## Begin Information shown

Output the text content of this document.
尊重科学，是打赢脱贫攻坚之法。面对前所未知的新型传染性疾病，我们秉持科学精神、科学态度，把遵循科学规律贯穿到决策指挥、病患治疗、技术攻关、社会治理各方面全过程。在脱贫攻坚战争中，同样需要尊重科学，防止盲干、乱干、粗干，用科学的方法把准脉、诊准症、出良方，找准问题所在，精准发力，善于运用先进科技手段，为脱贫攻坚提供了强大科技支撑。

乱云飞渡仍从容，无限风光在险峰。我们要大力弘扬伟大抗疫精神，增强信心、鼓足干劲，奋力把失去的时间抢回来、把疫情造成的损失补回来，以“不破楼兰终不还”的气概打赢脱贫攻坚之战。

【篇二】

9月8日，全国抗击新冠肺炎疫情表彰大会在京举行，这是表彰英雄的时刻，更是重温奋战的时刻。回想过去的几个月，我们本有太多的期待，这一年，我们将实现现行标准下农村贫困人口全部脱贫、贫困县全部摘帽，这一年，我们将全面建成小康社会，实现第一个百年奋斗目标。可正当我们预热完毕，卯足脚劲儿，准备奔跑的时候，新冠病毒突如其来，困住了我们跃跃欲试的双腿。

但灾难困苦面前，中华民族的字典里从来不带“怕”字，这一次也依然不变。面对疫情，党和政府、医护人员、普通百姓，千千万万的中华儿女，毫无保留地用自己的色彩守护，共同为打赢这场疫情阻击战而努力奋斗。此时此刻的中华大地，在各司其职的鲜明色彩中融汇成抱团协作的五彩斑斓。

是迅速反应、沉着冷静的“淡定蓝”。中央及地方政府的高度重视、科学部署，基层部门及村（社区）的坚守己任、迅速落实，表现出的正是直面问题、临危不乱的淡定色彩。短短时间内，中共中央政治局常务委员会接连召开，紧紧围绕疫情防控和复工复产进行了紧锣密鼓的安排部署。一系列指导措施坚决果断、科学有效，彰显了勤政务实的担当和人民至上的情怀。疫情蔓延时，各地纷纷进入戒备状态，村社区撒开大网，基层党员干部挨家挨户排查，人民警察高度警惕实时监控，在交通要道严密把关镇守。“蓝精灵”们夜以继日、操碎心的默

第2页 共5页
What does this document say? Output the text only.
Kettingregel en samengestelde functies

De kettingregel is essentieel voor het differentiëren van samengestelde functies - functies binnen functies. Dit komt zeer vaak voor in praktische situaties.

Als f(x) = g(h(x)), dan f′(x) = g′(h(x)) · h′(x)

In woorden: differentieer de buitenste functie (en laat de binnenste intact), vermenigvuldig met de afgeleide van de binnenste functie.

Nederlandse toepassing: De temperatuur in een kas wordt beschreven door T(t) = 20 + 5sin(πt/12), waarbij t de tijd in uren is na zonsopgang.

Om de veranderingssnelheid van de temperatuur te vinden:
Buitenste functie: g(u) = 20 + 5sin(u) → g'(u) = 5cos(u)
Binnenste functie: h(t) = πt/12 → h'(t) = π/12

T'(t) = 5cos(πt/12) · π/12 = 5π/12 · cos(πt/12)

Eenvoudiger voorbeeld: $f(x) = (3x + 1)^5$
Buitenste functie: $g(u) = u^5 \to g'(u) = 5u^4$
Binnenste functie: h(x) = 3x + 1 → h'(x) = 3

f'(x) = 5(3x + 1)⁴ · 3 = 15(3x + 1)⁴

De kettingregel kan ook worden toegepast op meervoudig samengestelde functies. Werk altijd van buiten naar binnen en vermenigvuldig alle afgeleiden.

## End Information shown

### Your objective:
Repeat the data above exactly.

### The output:
Output the text content of this document.
尊重科学，是打赢脱贫攻坚之法。面对前所未知的新型传染性疾病，我们秉持科学精神、科学态度，把遵循科学规律贯穿到决策指挥、病患治疗、技术攻关、社会治理各方面全过程。在脱贫攻坚战争中，同样需要尊重科学，防止盲干、乱干、粗干，用科学的方法把准脉、诊准症、出良方，找准问题所在，精准发力，善于运用先进科技手段，为脱贫攻坚提供了强大科技支撑。

乱云飞渡仍从容，无限风光在险峰。我们要大力弘扬伟大抗疫精神，增强信心、鼓足干劲，奋力把失去的时间抢回来、把疫情造成的损失补回来，以“不破楼兰终不还”的气概打赢脱贫攻坚之战。

【篇二】

9月8日，全国抗击新冠肺炎疫情表彰大会在京举行，这是表彰英雄的时刻，更是重温奋战的时刻。回想过去的几个月，我们本有太多的期待，这一年，我们将实现现行标准下农村贫困人口全部脱贫、贫困县全部摘帽，这一年，我们将全面建成小康社会，实现第一个百年奋斗目标。可正当我们预热完毕，卯足脚劲儿，准备奔跑的时候，新冠病毒突如其来，困住了我们跃跃欲试的双腿。

但灾难困苦面前，中华民族的字典里从来不带“怕”字，这一次也依然不变。面对疫情，党和政府、医护人员、普通百姓，千千万万的中华儿女，毫无保留地用自己的色彩守护，共同为打赢这场疫情阻击战而努力奋斗。此时此刻的中华大地，在各司其职的鲜明色彩中融汇成抱团协作的五彩斑斓。

是迅速反应、沉着冷静的“淡定蓝”。中央及地方政府的高度重视、科学部署，基层部门及村（社区）的坚守己任、迅速落实，表现出的正是直面问题、临危不乱的淡定色彩。短短时间内，中共中央政治局常务委员会接连召开，紧紧围绕疫情防控和复工复产进行了紧锣密鼓的安排部署。一系列指导措施坚决果断、科学有效，彰显了勤政务实的担当和人民至上的情怀。疫情蔓延时，各地纷纷进入戒备状态，村社区撒开大网，基层党员干部挨家挨户排查，人民警察高度警惕实时监控，在交通要道严密把关镇守。“蓝精灵”们夜以继日、操碎心的默

第2页 共5页
What does this document say? Output the text only.
Kettingregel en samengestelde functies

De kettingregel is essentieel voor het differentiëren van samengestelde functies - functies binnen functies. Dit komt zeer vaak voor in praktische situaties.

Als f(x) = g(h(x)), dan f′(x) = g′(h(x)) · h′(x)

In woorden: differentieer de buitenste functie (en laat de binnenste intact), vermenigvuldig met de afgeleide van de binnenste functie.

Nederlandse toepassing: De temperatuur in een kas wordt beschreven door T(t) = 20 + 5sin(πt/12), waarbij t de tijd in uren is na zonsopgang.

Om de veranderingssnelheid van de temperatuur te vinden:
Buitenste functie: g(u) = 20 + 5sin(u) → g'(u) = 5cos(u)
Binnenste functie: h(t) = πt/12 → h'(t) = π/12

T'(t) = 5cos(πt/12) · π/12 = 5π/12 · cos(πt/12)

Eenvoudiger voorbeeld: $f(x) = (3x + 1)^5$
Buitenste functie: $g(u) = u^5 \to g'(u) = 5u^4$
Binnenste functie: h(x) = 3x + 1 → h'(x) = 3

f'(x) = 5(3x + 1)⁴ · 3 = 15(3x + 1)⁴

De kettingregel kan ook worden toegepast op meervoudig samengestelde functies. Werk altijd van buiten naar binnen en vermenigvuldig alle afgeleiden.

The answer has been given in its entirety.